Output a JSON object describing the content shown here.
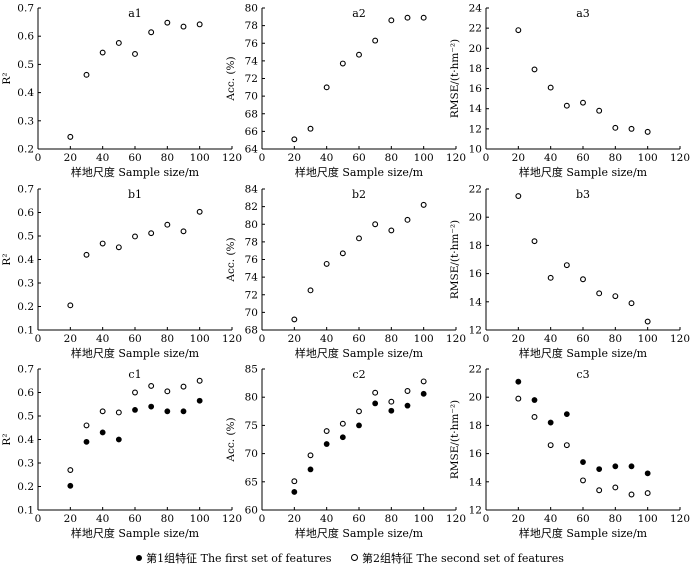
{
  "figure": {
    "legend": {
      "filled_label": "第1组特征 The first set of features",
      "open_label": "第2组特征 The second set of features"
    }
  },
  "chart_data": [
    {
      "id": "a1",
      "type": "scatter",
      "title": "a1",
      "xlabel": "样地尺度 Sample size/m",
      "ylabel": "R²",
      "xlim": [
        0,
        120
      ],
      "xticks": [
        0,
        20,
        40,
        60,
        80,
        100,
        120
      ],
      "ylim": [
        0.2,
        0.7
      ],
      "yticks": [
        0.2,
        0.3,
        0.4,
        0.5,
        0.6,
        0.7
      ],
      "x": [
        20,
        30,
        40,
        50,
        60,
        70,
        80,
        90,
        100
      ],
      "series": [
        {
          "name": "第2组特征 The second set of features",
          "marker": "open",
          "values": [
            0.243,
            0.463,
            0.542,
            0.576,
            0.537,
            0.614,
            0.648,
            0.634,
            0.642
          ]
        }
      ]
    },
    {
      "id": "a2",
      "type": "scatter",
      "title": "a2",
      "xlabel": "样地尺度 Sample size/m",
      "ylabel": "Acc. (%)",
      "xlim": [
        0,
        120
      ],
      "xticks": [
        0,
        20,
        40,
        60,
        80,
        100,
        120
      ],
      "ylim": [
        64,
        80
      ],
      "yticks": [
        64,
        66,
        68,
        70,
        72,
        74,
        76,
        78,
        80
      ],
      "x": [
        20,
        30,
        40,
        50,
        60,
        70,
        80,
        90,
        100
      ],
      "series": [
        {
          "name": "第2组特征 The second set of features",
          "marker": "open",
          "values": [
            65.1,
            66.3,
            71.0,
            73.7,
            74.7,
            76.3,
            78.6,
            78.9,
            78.9
          ]
        }
      ]
    },
    {
      "id": "a3",
      "type": "scatter",
      "title": "a3",
      "xlabel": "样地尺度 Sample size/m",
      "ylabel": "RMSE/(t·hm⁻²)",
      "xlim": [
        0,
        120
      ],
      "xticks": [
        0,
        20,
        40,
        60,
        80,
        100,
        120
      ],
      "ylim": [
        10,
        24
      ],
      "yticks": [
        10,
        12,
        14,
        16,
        18,
        20,
        22,
        24
      ],
      "x": [
        20,
        30,
        40,
        50,
        60,
        70,
        80,
        90,
        100
      ],
      "series": [
        {
          "name": "第2组特征 The second set of features",
          "marker": "open",
          "values": [
            21.8,
            17.9,
            16.1,
            14.3,
            14.6,
            13.8,
            12.1,
            12.0,
            11.7
          ]
        }
      ]
    },
    {
      "id": "b1",
      "type": "scatter",
      "title": "b1",
      "xlabel": "样地尺度 Sample size/m",
      "ylabel": "R²",
      "xlim": [
        0,
        120
      ],
      "xticks": [
        0,
        20,
        40,
        60,
        80,
        100,
        120
      ],
      "ylim": [
        0.1,
        0.7
      ],
      "yticks": [
        0.1,
        0.2,
        0.3,
        0.4,
        0.5,
        0.6,
        0.7
      ],
      "x": [
        20,
        30,
        40,
        50,
        60,
        70,
        80,
        90,
        100
      ],
      "series": [
        {
          "name": "第2组特征 The second set of features",
          "marker": "open",
          "values": [
            0.205,
            0.42,
            0.468,
            0.452,
            0.498,
            0.512,
            0.548,
            0.52,
            0.603
          ]
        }
      ]
    },
    {
      "id": "b2",
      "type": "scatter",
      "title": "b2",
      "xlabel": "样地尺度 Sample size/m",
      "ylabel": "Acc. (%)",
      "xlim": [
        0,
        120
      ],
      "xticks": [
        0,
        20,
        40,
        60,
        80,
        100,
        120
      ],
      "ylim": [
        68,
        84
      ],
      "yticks": [
        68,
        70,
        72,
        74,
        76,
        78,
        80,
        82,
        84
      ],
      "x": [
        20,
        30,
        40,
        50,
        60,
        70,
        80,
        90,
        100
      ],
      "series": [
        {
          "name": "第2组特征 The second set of features",
          "marker": "open",
          "values": [
            69.2,
            72.5,
            75.5,
            76.7,
            78.4,
            80.0,
            79.3,
            80.5,
            82.2
          ]
        }
      ]
    },
    {
      "id": "b3",
      "type": "scatter",
      "title": "b3",
      "xlabel": "样地尺度 Sample size/m",
      "ylabel": "RMSE/(t·hm⁻²)",
      "xlim": [
        0,
        120
      ],
      "xticks": [
        0,
        20,
        40,
        60,
        80,
        100,
        120
      ],
      "ylim": [
        12,
        22
      ],
      "yticks": [
        12,
        14,
        16,
        18,
        20,
        22
      ],
      "x": [
        20,
        30,
        40,
        50,
        60,
        70,
        80,
        90,
        100
      ],
      "series": [
        {
          "name": "第2组特征 The second set of features",
          "marker": "open",
          "values": [
            21.5,
            18.3,
            15.7,
            16.6,
            15.6,
            14.6,
            14.4,
            13.9,
            12.6
          ]
        }
      ]
    },
    {
      "id": "c1",
      "type": "scatter",
      "title": "c1",
      "xlabel": "样地尺度 Sample size/m",
      "ylabel": "R²",
      "xlim": [
        0,
        120
      ],
      "xticks": [
        0,
        20,
        40,
        60,
        80,
        100,
        120
      ],
      "ylim": [
        0.1,
        0.7
      ],
      "yticks": [
        0.1,
        0.2,
        0.3,
        0.4,
        0.5,
        0.6,
        0.7
      ],
      "x": [
        20,
        30,
        40,
        50,
        60,
        70,
        80,
        90,
        100
      ],
      "series": [
        {
          "name": "第1组特征 The first set of features",
          "marker": "filled",
          "values": [
            0.203,
            0.39,
            0.43,
            0.4,
            0.526,
            0.54,
            0.52,
            0.52,
            0.565
          ]
        },
        {
          "name": "第2组特征 The second set of features",
          "marker": "open",
          "values": [
            0.27,
            0.46,
            0.52,
            0.515,
            0.6,
            0.628,
            0.605,
            0.625,
            0.65
          ]
        }
      ]
    },
    {
      "id": "c2",
      "type": "scatter",
      "title": "c2",
      "xlabel": "样地尺度 Sample size/m",
      "ylabel": "Acc. (%)",
      "xlim": [
        0,
        120
      ],
      "xticks": [
        0,
        20,
        40,
        60,
        80,
        100,
        120
      ],
      "ylim": [
        60,
        85
      ],
      "yticks": [
        60,
        65,
        70,
        75,
        80,
        85
      ],
      "x": [
        20,
        30,
        40,
        50,
        60,
        70,
        80,
        90,
        100
      ],
      "series": [
        {
          "name": "第1组特征 The first set of features",
          "marker": "filled",
          "values": [
            63.2,
            67.2,
            71.7,
            72.9,
            75.0,
            78.9,
            77.6,
            78.5,
            80.6
          ]
        },
        {
          "name": "第2组特征 The second set of features",
          "marker": "open",
          "values": [
            65.1,
            69.7,
            74.0,
            75.3,
            77.5,
            80.8,
            79.2,
            81.1,
            82.8
          ]
        }
      ]
    },
    {
      "id": "c3",
      "type": "scatter",
      "title": "c3",
      "xlabel": "样地尺度 Sample size/m",
      "ylabel": "RMSE/(t·hm⁻²)",
      "xlim": [
        0,
        120
      ],
      "xticks": [
        0,
        20,
        40,
        60,
        80,
        100,
        120
      ],
      "ylim": [
        12,
        22
      ],
      "yticks": [
        12,
        14,
        16,
        18,
        20,
        22
      ],
      "x": [
        20,
        30,
        40,
        50,
        60,
        70,
        80,
        90,
        100
      ],
      "series": [
        {
          "name": "第1组特征 The first set of features",
          "marker": "filled",
          "values": [
            21.1,
            19.8,
            18.2,
            18.8,
            15.4,
            14.9,
            15.1,
            15.1,
            14.6
          ]
        },
        {
          "name": "第2组特征 The second set of features",
          "marker": "open",
          "values": [
            19.9,
            18.6,
            16.6,
            16.6,
            14.1,
            13.4,
            13.6,
            13.1,
            13.2
          ]
        }
      ]
    }
  ]
}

THE TASK: Filter the data for the string "title" and copy every line that has it.

FINAL ANSWER:
      "title": "a1",
      "title": "a2",
      "title": "a3",
      "title": "b1",
      "title": "b2",
      "title": "b3",
      "title": "c1",
      "title": "c2",
      "title": "c3",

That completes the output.